À faire:
1. Renvoyez le passage du texte sur le RSA qui commence aux mots « Ainsi donc il » et s'arrête après les mots « n’était si cruelle. ».
2. D'après le texte sur le RSA, combien d'heures de travail social par semaine les bénéficiaires devraient-ils effectuer ?
3. Prolongez le texte sur le RSA au-delà de sa dernière phrase.
───── Texte extrait
Ainsi donc il faudrait que les bénéficiaires du RSA… travaillent ! Ils sont sans doute beaucoup à n’attendre que ça, mais Laurent Wauquiez, bravant le ridicule, juge visiblement utile d’instaurer une obligation de travailler en échange du versement du RSA. Il faudrait donc que les bénéficiaires effectuent un travail social de cinq heures par semaine pour mériter leur généreuse prestation, au lieu d’attendre tranquillement, et non sans une certaine malice, que les honnêtes travailleurs leur apportent le pain tout cuit sur la table. Ridicule, absurde, la farce serait drôle si elle n’était si cruelle.

Car si les bénéficiaires du RSA – et les chômeurs de manière générale – ne travaillent pas, c’est bien qu’on les en empêche. Peut-être pas dans le cadre d’un plan machiavélique qui viserait à interdire volontairement à certains l’accès à l’emploi, mais sans aucun doute par le refus obstiné d’organiser autrement la production et de partager plus équitablement les tâches reconnues et rémunérées au sein de la société. Incapables de garantir un travail rémunéré aux chômeurs, nous exigeons néanmoins d’eux qu’ils soient des demandeurs d’emploi à plein temps ! Ainsi, après les avoir empêcher d’accéder à l’emploi, nous les empêchons aussi d’accéder au travail social que veut imposer M. Wauquiez. En effet, comment s’attendre alors à ce qu’ils s’engagent dans des associations alors que leur souhait le plus cher et de ne plus avoir le temps de le faire dans deux mois, un mois ou une semaine, lorsqu’ils auront enfin retrouvé un emploi digne de ce nom ? Comment s’attendre à ce que les chômeurs s’investissent dans la vie associative, alors que la seule chose qu’on leur demande d’avoir à l’esprit est leur recherche d’emploi ? Il est donc inutile d’obliger les bénéficiaires du RSA à effectuer un travail social. Ce qu’il faut, c’est simplement les y autoriser.
──────────
───── Liste des données
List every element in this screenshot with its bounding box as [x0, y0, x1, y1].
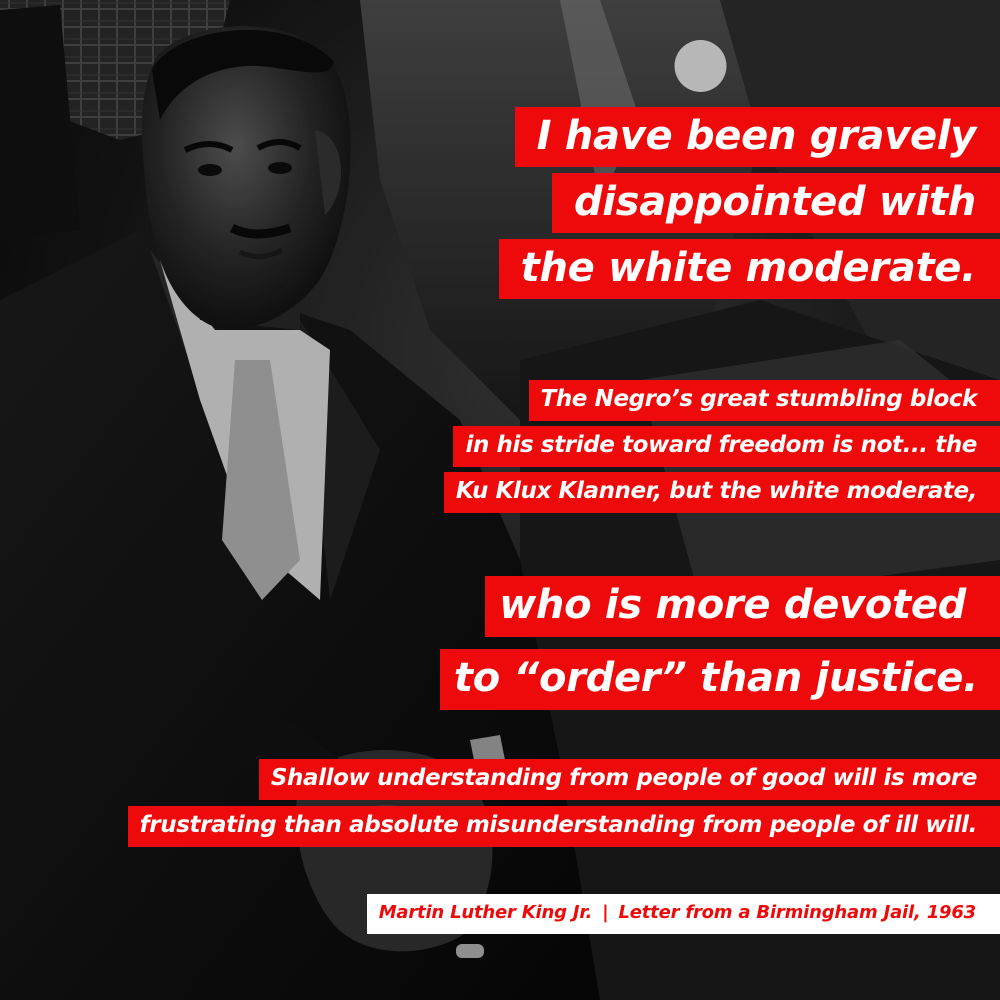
body-line-2: in his stride toward freedom is not... t…: [453, 426, 1000, 467]
headline-line-3: the white moderate.: [498, 239, 1000, 299]
headline-line-1: I have been gravely: [514, 107, 1000, 167]
headline-line-2: disappointed with: [551, 173, 1000, 233]
attribution: Martin Luther King Jr. | Letter from a Bir…: [366, 894, 1000, 934]
second-headline-line-1: who is more devoted: [485, 576, 1000, 637]
attribution-source: Letter from a Birmingham Jail, 1963: [618, 902, 976, 923]
headline-quote: I have been gravely disappointed with th…: [0, 107, 1000, 305]
second-headline-line-2: to “order” than justice.: [439, 649, 1000, 710]
attribution-separator: |: [602, 902, 609, 923]
closing-line-2: frustrating than absolute misunderstandi…: [127, 806, 1000, 847]
closing-quote: Shallow understanding from people of goo…: [0, 759, 1000, 853]
attribution-author: Martin Luther King Jr.: [378, 902, 593, 923]
second-headline-quote: who is more devoted to “order” than just…: [0, 576, 1000, 722]
closing-line-1: Shallow understanding from people of goo…: [258, 759, 1000, 800]
body-line-1: The Negro’s great stumbling block: [528, 380, 1000, 421]
body-line-3: Ku Klux Klanner, but the white moderate,: [443, 472, 1000, 513]
body-quote: The Negro’s great stumbling block in his…: [0, 380, 1000, 518]
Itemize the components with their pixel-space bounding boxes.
──────────
Réponses attendues:
1.
Ainsi donc il faudrait que les bénéficiaires du RSA… travaillent ! Ils sont sans doute beaucoup à n’attendre que ça, mais Laurent Wauquiez, bravant le ridicule, juge visiblement utile d’instaurer une obligation de travailler en échange du versement du RSA. Il faudrait donc que les bénéficiaires effectuent un travail social de cinq heures par semaine pour mériter leur généreuse prestation, au lieu d’attendre tranquillement, et non sans une certaine malice, que les honnêtes travailleurs leur apportent le pain tout cuit sur la table. Ridicule, absurde, la farce serait drôle si elle n’était si cruelle.

2. Cinq heures par semaine.

3.
Il peut toutefois être intéressant de se pencher sur cette obligation que réclament certains. Elle traduit en effet une étrange vision de notre société et de l’utilité sociale. De notre société d’abord parce que cette obligation que l’on veut faire peser sur les bénéficiaires du RSA, oppose clairement les honnêtes travailleurs d’un côté, et les fainénants, les profiteurs, les assistés, de l’autre. On l’a vu, l’affaire n’est pas aussi simple… Une vision étrange de l’utilité sociale ensuite car, si l’on suit bien le raisonnement, il faudrait pour contribuer à la société avoir un emploi ou, à défaut, se livrer à un travail social précis. Que l’emploi soit utile à la société, nous pouvons en convenir. Que contribuer à l’organisation d’un repas de quartier pour les personnes âgées soit utile, comme le suggère M. Wauquiez, cela ne fait guère de doute. Mais pourquoi se limiter à ces activités ? À l’évidence, toute activité associative est également utile. Toute activité réalisée dans une association déclarée bien sûr, mais pourquoi pas aussi dans une association de fait ? Dans une association de fait, mais aussi dans les cercles familiaux, amicaux, d’affinité. Finalement, ce qui est utile à la société, c’est bien d’entretenir ce lien social qui rend le travail social inutile.

Obliger les bénéficiaires du RSA à contribuer à la société ? Non seulement ils le font déjà à travers leurs activités diverses, mais ils le feraient davantage encore si on les laissait faire. Laissons-les faire, au même titre que les autres bien sûr, et reconnaissons-leur aussi cette égale utilité au lieu de les pointer du doigt comme d’odieux assistés ! Si la société leur refuse une place reconnue dans la production de valeur, qu’elle leur reconnaisse au moins leur contribution à la création de richesse sociale !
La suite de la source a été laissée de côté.